[Begin Input for this task]

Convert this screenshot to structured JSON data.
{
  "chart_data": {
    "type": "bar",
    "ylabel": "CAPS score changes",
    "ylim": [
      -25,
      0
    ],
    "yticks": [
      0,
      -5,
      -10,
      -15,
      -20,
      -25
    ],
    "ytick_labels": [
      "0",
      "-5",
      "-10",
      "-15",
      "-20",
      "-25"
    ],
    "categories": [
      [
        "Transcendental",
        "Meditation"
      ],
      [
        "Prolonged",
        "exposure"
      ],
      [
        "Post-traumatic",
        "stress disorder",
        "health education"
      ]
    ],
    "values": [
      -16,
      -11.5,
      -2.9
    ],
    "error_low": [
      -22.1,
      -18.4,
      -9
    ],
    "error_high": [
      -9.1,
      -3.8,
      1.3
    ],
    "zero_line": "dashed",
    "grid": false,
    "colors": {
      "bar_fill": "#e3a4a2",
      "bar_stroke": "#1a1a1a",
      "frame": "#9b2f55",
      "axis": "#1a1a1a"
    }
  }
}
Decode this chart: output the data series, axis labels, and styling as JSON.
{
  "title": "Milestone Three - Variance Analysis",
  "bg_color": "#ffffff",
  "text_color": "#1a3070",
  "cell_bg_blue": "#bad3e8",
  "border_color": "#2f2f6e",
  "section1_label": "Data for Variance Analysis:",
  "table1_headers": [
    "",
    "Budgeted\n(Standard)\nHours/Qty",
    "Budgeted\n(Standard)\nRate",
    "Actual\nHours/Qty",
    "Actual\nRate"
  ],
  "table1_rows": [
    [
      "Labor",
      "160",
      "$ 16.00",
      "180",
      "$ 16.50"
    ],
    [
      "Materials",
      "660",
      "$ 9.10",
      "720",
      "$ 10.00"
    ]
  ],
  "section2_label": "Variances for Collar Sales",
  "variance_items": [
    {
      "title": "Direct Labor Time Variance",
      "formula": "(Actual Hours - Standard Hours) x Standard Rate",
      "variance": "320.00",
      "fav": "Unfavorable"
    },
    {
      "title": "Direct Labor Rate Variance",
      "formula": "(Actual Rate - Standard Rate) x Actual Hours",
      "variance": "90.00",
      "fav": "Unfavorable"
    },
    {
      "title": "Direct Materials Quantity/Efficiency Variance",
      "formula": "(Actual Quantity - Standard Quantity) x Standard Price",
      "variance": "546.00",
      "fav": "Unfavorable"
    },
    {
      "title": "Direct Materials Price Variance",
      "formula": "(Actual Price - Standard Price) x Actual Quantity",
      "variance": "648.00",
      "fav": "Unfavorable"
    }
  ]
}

[End Input for this task]

▶ Work instructions: All of the entries above should be written out again exactly.

▶ Task result:
Convert this screenshot to structured JSON data.
{
  "chart_data": {
    "type": "bar",
    "ylabel": "CAPS score changes",
    "ylim": [
      -25,
      0
    ],
    "yticks": [
      0,
      -5,
      -10,
      -15,
      -20,
      -25
    ],
    "ytick_labels": [
      "0",
      "-5",
      "-10",
      "-15",
      "-20",
      "-25"
    ],
    "categories": [
      [
        "Transcendental",
        "Meditation"
      ],
      [
        "Prolonged",
        "exposure"
      ],
      [
        "Post-traumatic",
        "stress disorder",
        "health education"
      ]
    ],
    "values": [
      -16,
      -11.5,
      -2.9
    ],
    "error_low": [
      -22.1,
      -18.4,
      -9
    ],
    "error_high": [
      -9.1,
      -3.8,
      1.3
    ],
    "zero_line": "dashed",
    "grid": false,
    "colors": {
      "bar_fill": "#e3a4a2",
      "bar_stroke": "#1a1a1a",
      "frame": "#9b2f55",
      "axis": "#1a1a1a"
    }
  }
}
Decode this chart: output the data series, axis labels, and styling as JSON.
{
  "title": "Milestone Three - Variance Analysis",
  "bg_color": "#ffffff",
  "text_color": "#1a3070",
  "cell_bg_blue": "#bad3e8",
  "border_color": "#2f2f6e",
  "section1_label": "Data for Variance Analysis:",
  "table1_headers": [
    "",
    "Budgeted\n(Standard)\nHours/Qty",
    "Budgeted\n(Standard)\nRate",
    "Actual\nHours/Qty",
    "Actual\nRate"
  ],
  "table1_rows": [
    [
      "Labor",
      "160",
      "$ 16.00",
      "180",
      "$ 16.50"
    ],
    [
      "Materials",
      "660",
      "$ 9.10",
      "720",
      "$ 10.00"
    ]
  ],
  "section2_label": "Variances for Collar Sales",
  "variance_items": [
    {
      "title": "Direct Labor Time Variance",
      "formula": "(Actual Hours - Standard Hours) x Standard Rate",
      "variance": "320.00",
      "fav": "Unfavorable"
    },
    {
      "title": "Direct Labor Rate Variance",
      "formula": "(Actual Rate - Standard Rate) x Actual Hours",
      "variance": "90.00",
      "fav": "Unfavorable"
    },
    {
      "title": "Direct Materials Quantity/Efficiency Variance",
      "formula": "(Actual Quantity - Standard Quantity) x Standard Price",
      "variance": "546.00",
      "fav": "Unfavorable"
    },
    {
      "title": "Direct Materials Price Variance",
      "formula": "(Actual Price - Standard Price) x Actual Quantity",
      "variance": "648.00",
      "fav": "Unfavorable"
    }
  ]
}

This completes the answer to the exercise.